Exercise aim » Calculate how many lines in the following records hold the word "name", and report that number without comment.

-- Start --

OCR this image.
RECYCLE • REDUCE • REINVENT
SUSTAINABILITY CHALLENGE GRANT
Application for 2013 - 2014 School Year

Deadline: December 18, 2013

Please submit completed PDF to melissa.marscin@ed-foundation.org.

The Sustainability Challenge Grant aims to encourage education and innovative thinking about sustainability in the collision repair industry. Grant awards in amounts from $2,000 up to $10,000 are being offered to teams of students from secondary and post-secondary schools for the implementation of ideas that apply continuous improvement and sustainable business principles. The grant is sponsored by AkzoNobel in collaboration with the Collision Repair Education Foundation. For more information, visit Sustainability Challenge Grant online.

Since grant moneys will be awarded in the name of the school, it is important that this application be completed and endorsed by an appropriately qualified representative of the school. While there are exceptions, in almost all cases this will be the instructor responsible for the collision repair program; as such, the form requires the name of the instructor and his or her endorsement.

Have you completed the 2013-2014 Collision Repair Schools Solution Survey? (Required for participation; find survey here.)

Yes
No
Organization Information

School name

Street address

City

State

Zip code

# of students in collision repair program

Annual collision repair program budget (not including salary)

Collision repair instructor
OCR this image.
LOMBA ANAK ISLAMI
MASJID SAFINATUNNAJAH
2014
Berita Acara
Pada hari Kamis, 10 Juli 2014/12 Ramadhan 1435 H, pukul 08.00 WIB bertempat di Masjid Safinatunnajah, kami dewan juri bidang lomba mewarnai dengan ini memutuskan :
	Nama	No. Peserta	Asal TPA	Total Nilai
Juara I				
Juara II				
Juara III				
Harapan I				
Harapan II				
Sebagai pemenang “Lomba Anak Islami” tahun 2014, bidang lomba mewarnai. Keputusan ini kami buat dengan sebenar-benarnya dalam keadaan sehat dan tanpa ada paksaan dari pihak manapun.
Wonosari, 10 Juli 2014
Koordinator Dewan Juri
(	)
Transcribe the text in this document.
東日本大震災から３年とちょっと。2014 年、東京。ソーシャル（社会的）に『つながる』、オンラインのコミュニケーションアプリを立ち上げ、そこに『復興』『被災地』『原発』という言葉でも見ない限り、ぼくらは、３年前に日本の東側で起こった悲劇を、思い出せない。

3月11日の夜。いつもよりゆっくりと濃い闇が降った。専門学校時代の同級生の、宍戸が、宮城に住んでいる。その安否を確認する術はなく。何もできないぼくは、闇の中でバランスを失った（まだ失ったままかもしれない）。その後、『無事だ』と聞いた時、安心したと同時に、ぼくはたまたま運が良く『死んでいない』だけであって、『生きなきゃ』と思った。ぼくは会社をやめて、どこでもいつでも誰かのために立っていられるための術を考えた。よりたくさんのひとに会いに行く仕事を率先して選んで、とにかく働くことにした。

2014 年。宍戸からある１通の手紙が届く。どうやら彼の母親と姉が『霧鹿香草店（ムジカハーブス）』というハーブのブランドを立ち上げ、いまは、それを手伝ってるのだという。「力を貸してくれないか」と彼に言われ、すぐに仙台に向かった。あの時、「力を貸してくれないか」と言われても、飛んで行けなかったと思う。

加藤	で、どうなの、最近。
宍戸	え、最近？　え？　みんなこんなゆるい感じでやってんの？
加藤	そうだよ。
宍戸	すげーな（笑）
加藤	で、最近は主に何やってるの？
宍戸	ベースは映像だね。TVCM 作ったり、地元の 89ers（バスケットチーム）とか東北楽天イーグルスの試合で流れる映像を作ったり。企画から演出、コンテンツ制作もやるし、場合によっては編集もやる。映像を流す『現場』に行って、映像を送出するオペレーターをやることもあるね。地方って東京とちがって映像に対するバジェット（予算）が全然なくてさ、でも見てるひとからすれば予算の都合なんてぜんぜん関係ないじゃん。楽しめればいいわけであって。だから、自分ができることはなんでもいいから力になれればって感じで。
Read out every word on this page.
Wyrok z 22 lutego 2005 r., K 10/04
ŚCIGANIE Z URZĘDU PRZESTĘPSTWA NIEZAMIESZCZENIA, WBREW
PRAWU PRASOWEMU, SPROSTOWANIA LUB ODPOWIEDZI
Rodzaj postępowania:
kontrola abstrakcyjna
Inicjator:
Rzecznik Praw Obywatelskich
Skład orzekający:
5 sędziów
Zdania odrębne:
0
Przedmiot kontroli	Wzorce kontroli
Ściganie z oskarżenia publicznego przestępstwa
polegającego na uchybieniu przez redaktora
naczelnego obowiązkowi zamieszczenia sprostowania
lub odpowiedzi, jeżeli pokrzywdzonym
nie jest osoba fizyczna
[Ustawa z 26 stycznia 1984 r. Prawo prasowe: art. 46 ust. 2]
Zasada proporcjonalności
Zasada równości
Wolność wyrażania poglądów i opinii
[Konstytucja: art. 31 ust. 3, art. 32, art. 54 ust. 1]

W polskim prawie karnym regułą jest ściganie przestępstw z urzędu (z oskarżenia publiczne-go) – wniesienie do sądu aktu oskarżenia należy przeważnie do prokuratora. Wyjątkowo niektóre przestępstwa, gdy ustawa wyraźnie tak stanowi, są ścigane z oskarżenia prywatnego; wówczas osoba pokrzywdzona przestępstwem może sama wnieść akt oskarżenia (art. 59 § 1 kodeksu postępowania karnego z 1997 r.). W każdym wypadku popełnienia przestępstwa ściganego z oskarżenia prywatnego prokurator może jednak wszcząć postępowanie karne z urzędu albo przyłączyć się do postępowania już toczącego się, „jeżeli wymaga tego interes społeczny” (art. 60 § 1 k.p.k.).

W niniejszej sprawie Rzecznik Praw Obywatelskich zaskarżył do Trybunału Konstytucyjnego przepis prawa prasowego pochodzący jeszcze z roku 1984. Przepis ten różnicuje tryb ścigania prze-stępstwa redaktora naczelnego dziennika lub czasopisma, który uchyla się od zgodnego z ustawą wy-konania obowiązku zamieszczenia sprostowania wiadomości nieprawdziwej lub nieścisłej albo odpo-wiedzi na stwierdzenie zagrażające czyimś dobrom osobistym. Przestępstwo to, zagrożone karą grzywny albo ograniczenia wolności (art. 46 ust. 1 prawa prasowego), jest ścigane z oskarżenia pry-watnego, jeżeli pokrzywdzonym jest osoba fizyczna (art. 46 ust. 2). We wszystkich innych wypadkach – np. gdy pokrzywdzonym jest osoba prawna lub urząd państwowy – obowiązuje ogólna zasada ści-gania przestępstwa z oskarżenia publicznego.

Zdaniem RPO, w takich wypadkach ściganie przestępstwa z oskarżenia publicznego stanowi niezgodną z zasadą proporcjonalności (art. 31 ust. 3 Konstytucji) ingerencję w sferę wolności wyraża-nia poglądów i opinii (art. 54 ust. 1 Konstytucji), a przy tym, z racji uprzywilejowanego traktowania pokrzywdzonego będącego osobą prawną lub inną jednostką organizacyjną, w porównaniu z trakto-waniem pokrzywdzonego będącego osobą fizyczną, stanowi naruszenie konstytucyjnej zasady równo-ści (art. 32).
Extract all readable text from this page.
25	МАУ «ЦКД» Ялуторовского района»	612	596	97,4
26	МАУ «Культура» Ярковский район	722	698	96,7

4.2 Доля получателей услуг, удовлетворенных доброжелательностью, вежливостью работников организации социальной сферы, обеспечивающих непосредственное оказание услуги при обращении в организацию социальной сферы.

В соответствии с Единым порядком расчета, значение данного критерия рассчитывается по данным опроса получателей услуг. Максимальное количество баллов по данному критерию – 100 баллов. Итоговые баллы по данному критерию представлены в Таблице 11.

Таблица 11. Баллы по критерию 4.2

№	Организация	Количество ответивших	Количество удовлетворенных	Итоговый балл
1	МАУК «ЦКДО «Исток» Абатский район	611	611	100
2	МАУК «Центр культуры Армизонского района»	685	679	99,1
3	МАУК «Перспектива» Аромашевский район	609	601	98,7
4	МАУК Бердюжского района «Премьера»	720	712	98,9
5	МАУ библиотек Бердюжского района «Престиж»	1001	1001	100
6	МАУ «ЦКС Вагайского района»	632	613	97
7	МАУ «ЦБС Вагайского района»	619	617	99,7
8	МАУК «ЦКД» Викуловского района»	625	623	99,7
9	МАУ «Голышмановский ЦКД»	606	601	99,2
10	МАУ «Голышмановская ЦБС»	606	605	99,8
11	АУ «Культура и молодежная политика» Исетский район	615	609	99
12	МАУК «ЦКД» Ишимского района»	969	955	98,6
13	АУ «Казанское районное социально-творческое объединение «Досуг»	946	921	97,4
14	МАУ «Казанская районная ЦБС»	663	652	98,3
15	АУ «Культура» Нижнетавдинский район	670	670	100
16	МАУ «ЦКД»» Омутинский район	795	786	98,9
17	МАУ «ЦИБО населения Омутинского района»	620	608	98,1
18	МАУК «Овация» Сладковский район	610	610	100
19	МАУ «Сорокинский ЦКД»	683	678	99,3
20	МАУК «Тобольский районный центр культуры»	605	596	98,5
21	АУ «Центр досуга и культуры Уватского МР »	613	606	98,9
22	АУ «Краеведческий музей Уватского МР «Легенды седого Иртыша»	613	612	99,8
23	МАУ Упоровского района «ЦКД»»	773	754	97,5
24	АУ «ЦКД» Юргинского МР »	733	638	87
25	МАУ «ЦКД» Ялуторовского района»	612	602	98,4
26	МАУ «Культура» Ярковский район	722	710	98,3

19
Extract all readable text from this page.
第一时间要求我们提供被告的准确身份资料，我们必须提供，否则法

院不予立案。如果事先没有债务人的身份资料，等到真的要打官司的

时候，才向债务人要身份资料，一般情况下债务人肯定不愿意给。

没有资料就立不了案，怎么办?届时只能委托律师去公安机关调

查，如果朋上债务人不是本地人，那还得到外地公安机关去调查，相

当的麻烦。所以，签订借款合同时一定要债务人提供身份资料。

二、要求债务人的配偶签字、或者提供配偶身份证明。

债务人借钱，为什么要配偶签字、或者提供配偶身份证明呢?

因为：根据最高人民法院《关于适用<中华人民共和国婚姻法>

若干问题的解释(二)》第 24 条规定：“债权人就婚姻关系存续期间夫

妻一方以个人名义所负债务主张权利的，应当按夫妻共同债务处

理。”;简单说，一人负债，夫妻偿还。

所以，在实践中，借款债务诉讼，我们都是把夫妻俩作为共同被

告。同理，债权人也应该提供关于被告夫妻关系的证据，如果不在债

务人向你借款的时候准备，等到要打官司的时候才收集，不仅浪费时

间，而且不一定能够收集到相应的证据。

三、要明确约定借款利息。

-- End --

Full output » 2